• Given records
— Begin —

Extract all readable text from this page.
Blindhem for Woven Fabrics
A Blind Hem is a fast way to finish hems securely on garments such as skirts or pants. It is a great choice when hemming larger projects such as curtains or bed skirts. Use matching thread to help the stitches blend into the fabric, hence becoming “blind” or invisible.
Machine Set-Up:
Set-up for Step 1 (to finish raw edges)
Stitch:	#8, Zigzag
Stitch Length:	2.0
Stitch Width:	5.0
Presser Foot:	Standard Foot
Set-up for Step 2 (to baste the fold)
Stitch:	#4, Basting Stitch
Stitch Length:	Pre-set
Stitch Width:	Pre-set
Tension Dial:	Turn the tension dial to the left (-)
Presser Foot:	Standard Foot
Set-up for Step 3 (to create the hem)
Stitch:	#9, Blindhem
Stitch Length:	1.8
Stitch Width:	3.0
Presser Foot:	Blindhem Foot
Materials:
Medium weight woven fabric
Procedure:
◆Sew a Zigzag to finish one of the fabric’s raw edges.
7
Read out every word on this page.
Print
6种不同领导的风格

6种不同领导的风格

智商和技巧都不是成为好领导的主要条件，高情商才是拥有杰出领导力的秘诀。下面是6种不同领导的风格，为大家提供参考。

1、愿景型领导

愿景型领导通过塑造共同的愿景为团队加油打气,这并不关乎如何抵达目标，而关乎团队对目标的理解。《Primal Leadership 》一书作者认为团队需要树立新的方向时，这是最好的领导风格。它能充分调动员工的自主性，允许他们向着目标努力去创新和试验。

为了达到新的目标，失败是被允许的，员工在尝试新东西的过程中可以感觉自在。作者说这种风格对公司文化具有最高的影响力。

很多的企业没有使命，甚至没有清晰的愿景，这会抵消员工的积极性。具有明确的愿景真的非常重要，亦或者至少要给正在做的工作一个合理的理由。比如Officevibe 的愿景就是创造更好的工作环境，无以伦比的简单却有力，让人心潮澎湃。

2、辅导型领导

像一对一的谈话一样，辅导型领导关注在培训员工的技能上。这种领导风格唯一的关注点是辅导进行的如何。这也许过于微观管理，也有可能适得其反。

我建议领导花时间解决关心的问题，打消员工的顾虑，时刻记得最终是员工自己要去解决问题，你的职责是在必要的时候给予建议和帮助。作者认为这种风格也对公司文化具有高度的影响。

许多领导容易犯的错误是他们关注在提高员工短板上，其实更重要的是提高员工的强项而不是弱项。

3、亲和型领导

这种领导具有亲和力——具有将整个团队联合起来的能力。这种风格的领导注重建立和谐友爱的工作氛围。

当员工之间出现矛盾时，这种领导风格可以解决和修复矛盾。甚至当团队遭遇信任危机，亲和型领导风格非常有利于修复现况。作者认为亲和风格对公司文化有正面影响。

— End —

Please output the entire listing exactly as it stands.

Extract all readable text from this page.
Blindhem for Woven Fabrics
A Blind Hem is a fast way to finish hems securely on garments such as skirts or pants. It is a great choice when hemming larger projects such as curtains or bed skirts. Use matching thread to help the stitches blend into the fabric, hence becoming “blind” or invisible.
Machine Set-Up:
Set-up for Step 1 (to finish raw edges)
Stitch:	#8, Zigzag
Stitch Length:	2.0
Stitch Width:	5.0
Presser Foot:	Standard Foot
Set-up for Step 2 (to baste the fold)
Stitch:	#4, Basting Stitch
Stitch Length:	Pre-set
Stitch Width:	Pre-set
Tension Dial:	Turn the tension dial to the left (-)
Presser Foot:	Standard Foot
Set-up for Step 3 (to create the hem)
Stitch:	#9, Blindhem
Stitch Length:	1.8
Stitch Width:	3.0
Presser Foot:	Blindhem Foot
Materials:
Medium weight woven fabric
Procedure:
◆Sew a Zigzag to finish one of the fabric’s raw edges.
7
Read out every word on this page.
Print
6种不同领导的风格

6种不同领导的风格

智商和技巧都不是成为好领导的主要条件，高情商才是拥有杰出领导力的秘诀。下面是6种不同领导的风格，为大家提供参考。

1、愿景型领导

愿景型领导通过塑造共同的愿景为团队加油打气,这并不关乎如何抵达目标，而关乎团队对目标的理解。《Primal Leadership 》一书作者认为团队需要树立新的方向时，这是最好的领导风格。它能充分调动员工的自主性，允许他们向着目标努力去创新和试验。

为了达到新的目标，失败是被允许的，员工在尝试新东西的过程中可以感觉自在。作者说这种风格对公司文化具有最高的影响力。

很多的企业没有使命，甚至没有清晰的愿景，这会抵消员工的积极性。具有明确的愿景真的非常重要，亦或者至少要给正在做的工作一个合理的理由。比如Officevibe 的愿景就是创造更好的工作环境，无以伦比的简单却有力，让人心潮澎湃。

2、辅导型领导

像一对一的谈话一样，辅导型领导关注在培训员工的技能上。这种领导风格唯一的关注点是辅导进行的如何。这也许过于微观管理，也有可能适得其反。

我建议领导花时间解决关心的问题，打消员工的顾虑，时刻记得最终是员工自己要去解决问题，你的职责是在必要的时候给予建议和帮助。作者认为这种风格也对公司文化具有高度的影响。

许多领导容易犯的错误是他们关注在提高员工短板上，其实更重要的是提高员工的强项而不是弱项。

3、亲和型领导

这种领导具有亲和力——具有将整个团队联合起来的能力。这种风格的领导注重建立和谐友爱的工作氛围。

当员工之间出现矛盾时，这种领导风格可以解决和修复矛盾。甚至当团队遭遇信任危机，亲和型领导风格非常有利于修复现况。作者认为亲和风格对公司文化有正面影响。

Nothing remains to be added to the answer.